--- BEGIN Data supplied ---

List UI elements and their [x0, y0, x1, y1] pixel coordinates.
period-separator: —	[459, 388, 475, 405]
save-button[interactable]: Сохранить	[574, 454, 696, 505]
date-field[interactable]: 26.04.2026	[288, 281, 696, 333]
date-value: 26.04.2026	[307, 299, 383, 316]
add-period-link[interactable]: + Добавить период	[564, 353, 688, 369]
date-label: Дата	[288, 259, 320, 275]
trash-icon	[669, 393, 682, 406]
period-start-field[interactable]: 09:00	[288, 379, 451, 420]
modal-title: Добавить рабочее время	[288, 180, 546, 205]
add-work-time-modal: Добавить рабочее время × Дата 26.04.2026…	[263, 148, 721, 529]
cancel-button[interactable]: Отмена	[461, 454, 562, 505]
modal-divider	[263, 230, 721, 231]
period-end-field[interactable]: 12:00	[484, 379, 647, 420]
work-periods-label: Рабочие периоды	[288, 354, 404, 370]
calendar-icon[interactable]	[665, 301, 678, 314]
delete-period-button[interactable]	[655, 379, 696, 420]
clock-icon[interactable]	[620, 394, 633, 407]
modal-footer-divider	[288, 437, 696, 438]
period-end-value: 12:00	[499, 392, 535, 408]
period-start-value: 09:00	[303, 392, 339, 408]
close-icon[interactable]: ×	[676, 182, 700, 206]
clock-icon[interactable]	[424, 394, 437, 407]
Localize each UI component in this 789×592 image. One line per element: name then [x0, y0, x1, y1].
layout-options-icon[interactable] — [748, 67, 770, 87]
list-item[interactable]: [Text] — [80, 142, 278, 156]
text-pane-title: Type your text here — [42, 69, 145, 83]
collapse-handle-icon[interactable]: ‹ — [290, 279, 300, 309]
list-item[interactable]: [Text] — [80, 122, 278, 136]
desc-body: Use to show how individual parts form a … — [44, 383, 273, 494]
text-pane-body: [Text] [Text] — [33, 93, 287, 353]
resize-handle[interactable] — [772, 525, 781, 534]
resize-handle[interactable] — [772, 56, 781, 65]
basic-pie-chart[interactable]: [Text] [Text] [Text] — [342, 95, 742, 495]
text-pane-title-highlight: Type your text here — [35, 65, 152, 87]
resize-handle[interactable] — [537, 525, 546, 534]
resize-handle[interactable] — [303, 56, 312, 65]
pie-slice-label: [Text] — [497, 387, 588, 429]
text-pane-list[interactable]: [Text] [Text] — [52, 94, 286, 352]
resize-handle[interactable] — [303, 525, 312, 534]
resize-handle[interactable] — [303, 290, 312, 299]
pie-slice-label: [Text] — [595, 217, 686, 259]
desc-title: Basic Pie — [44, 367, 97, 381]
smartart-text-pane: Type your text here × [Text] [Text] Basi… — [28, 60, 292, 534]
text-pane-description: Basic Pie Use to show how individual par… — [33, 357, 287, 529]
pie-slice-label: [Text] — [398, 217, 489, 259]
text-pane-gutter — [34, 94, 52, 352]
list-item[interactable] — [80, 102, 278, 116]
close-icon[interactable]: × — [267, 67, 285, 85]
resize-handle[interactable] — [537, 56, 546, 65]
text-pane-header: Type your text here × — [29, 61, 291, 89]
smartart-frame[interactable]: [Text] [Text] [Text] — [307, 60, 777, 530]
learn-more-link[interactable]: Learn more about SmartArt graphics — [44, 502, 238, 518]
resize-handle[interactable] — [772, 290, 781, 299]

--- END Data supplied ---

Instruction> Write out every line of the rows above again, word for word.

The response>
List UI elements and their [x0, y0, x1, y1] pixel coordinates.
period-separator: —	[459, 388, 475, 405]
save-button[interactable]: Сохранить	[574, 454, 696, 505]
date-field[interactable]: 26.04.2026	[288, 281, 696, 333]
date-value: 26.04.2026	[307, 299, 383, 316]
add-period-link[interactable]: + Добавить период	[564, 353, 688, 369]
date-label: Дата	[288, 259, 320, 275]
trash-icon	[669, 393, 682, 406]
period-start-field[interactable]: 09:00	[288, 379, 451, 420]
modal-title: Добавить рабочее время	[288, 180, 546, 205]
add-work-time-modal: Добавить рабочее время × Дата 26.04.2026…	[263, 148, 721, 529]
cancel-button[interactable]: Отмена	[461, 454, 562, 505]
modal-divider	[263, 230, 721, 231]
period-end-field[interactable]: 12:00	[484, 379, 647, 420]
work-periods-label: Рабочие периоды	[288, 354, 404, 370]
calendar-icon[interactable]	[665, 301, 678, 314]
delete-period-button[interactable]	[655, 379, 696, 420]
clock-icon[interactable]	[620, 394, 633, 407]
modal-footer-divider	[288, 437, 696, 438]
period-end-value: 12:00	[499, 392, 535, 408]
period-start-value: 09:00	[303, 392, 339, 408]
close-icon[interactable]: ×	[676, 182, 700, 206]
clock-icon[interactable]	[424, 394, 437, 407]
Localize each UI component in this 789×592 image. One line per element: name then [x0, y0, x1, y1].
layout-options-icon[interactable] — [748, 67, 770, 87]
list-item[interactable]: [Text] — [80, 142, 278, 156]
text-pane-title: Type your text here — [42, 69, 145, 83]
collapse-handle-icon[interactable]: ‹ — [290, 279, 300, 309]
list-item[interactable]: [Text] — [80, 122, 278, 136]
desc-body: Use to show how individual parts form a … — [44, 383, 273, 494]
text-pane-body: [Text] [Text] — [33, 93, 287, 353]
resize-handle[interactable] — [772, 525, 781, 534]
resize-handle[interactable] — [772, 56, 781, 65]
basic-pie-chart[interactable]: [Text] [Text] [Text] — [342, 95, 742, 495]
text-pane-title-highlight: Type your text here — [35, 65, 152, 87]
resize-handle[interactable] — [537, 525, 546, 534]
resize-handle[interactable] — [303, 56, 312, 65]
pie-slice-label: [Text] — [497, 387, 588, 429]
text-pane-list[interactable]: [Text] [Text] — [52, 94, 286, 352]
resize-handle[interactable] — [303, 525, 312, 534]
resize-handle[interactable] — [303, 290, 312, 299]
pie-slice-label: [Text] — [595, 217, 686, 259]
desc-title: Basic Pie — [44, 367, 97, 381]
smartart-text-pane: Type your text here × [Text] [Text] Basi… — [28, 60, 292, 534]
text-pane-description: Basic Pie Use to show how individual par… — [33, 357, 287, 529]
pie-slice-label: [Text] — [398, 217, 489, 259]
text-pane-gutter — [34, 94, 52, 352]
list-item[interactable] — [80, 102, 278, 116]
close-icon[interactable]: × — [267, 67, 285, 85]
resize-handle[interactable] — [537, 56, 546, 65]
text-pane-header: Type your text here × — [29, 61, 291, 89]
smartart-frame[interactable]: [Text] [Text] [Text] — [307, 60, 777, 530]
learn-more-link[interactable]: Learn more about SmartArt graphics — [44, 502, 238, 518]
resize-handle[interactable] — [772, 290, 781, 299]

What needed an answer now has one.